Identify all lines below that hold "name" and collect them.
--- Begin Data supplied ---
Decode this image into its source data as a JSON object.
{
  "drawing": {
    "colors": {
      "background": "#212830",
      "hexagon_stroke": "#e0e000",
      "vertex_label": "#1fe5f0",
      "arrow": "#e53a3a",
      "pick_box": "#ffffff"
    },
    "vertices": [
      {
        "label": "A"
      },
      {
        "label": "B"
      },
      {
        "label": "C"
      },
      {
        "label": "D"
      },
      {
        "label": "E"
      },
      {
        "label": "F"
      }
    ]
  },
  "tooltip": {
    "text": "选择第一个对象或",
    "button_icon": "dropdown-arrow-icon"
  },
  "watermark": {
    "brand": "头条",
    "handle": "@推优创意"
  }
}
--- End Data supplied ---
--- Begin Data supplied ---
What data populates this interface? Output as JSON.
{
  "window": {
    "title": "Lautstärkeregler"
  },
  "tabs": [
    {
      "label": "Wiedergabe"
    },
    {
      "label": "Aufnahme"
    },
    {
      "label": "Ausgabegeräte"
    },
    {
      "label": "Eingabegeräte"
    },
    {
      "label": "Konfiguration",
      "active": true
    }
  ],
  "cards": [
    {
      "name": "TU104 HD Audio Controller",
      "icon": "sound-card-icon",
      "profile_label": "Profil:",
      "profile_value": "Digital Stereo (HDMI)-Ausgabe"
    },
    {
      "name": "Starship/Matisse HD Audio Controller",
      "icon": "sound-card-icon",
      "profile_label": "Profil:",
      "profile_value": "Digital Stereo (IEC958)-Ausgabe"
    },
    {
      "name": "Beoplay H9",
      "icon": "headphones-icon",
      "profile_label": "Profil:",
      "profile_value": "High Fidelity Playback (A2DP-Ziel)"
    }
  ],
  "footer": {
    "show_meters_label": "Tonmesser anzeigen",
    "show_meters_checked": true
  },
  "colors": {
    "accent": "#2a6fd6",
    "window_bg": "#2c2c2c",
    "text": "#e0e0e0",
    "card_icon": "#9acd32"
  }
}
--- End Data supplied ---
--- Begin Data supplied ---
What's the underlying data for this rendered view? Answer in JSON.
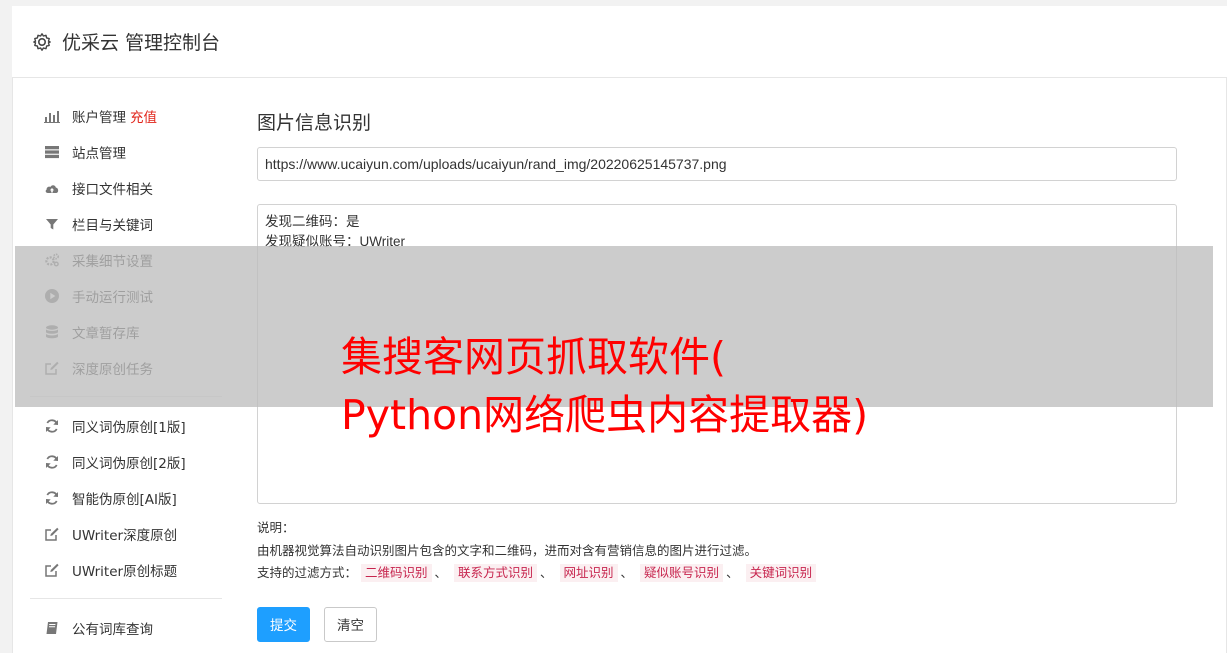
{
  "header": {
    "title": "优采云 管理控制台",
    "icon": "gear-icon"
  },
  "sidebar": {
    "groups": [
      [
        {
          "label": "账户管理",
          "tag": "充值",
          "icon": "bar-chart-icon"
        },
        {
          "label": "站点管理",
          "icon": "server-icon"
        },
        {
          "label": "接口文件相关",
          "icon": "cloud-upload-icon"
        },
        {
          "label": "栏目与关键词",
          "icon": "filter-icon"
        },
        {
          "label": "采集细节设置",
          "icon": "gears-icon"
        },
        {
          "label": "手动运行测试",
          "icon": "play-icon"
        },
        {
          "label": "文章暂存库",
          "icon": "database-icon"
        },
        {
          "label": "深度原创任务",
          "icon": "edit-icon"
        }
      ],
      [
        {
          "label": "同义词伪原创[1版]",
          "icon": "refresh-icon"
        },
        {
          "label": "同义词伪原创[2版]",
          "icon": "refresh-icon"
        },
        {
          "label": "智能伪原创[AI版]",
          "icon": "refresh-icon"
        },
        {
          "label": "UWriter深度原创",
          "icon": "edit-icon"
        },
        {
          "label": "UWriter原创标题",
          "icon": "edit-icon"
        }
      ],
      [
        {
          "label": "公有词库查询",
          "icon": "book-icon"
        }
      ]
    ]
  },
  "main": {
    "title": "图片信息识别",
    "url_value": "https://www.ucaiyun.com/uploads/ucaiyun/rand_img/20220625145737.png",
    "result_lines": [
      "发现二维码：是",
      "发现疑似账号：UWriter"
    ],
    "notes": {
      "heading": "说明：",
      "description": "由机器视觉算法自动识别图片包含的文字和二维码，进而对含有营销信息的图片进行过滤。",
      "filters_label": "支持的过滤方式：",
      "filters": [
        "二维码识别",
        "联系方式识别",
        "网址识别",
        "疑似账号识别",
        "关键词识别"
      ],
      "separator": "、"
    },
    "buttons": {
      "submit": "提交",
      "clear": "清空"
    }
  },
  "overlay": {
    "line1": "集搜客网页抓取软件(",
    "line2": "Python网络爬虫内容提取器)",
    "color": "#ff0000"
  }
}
--- End Data supplied ---
__Response__.
      "name": "TU104 HD Audio Controller",
      "name": "Starship/Matisse HD Audio Controller",
      "name": "Beoplay H9",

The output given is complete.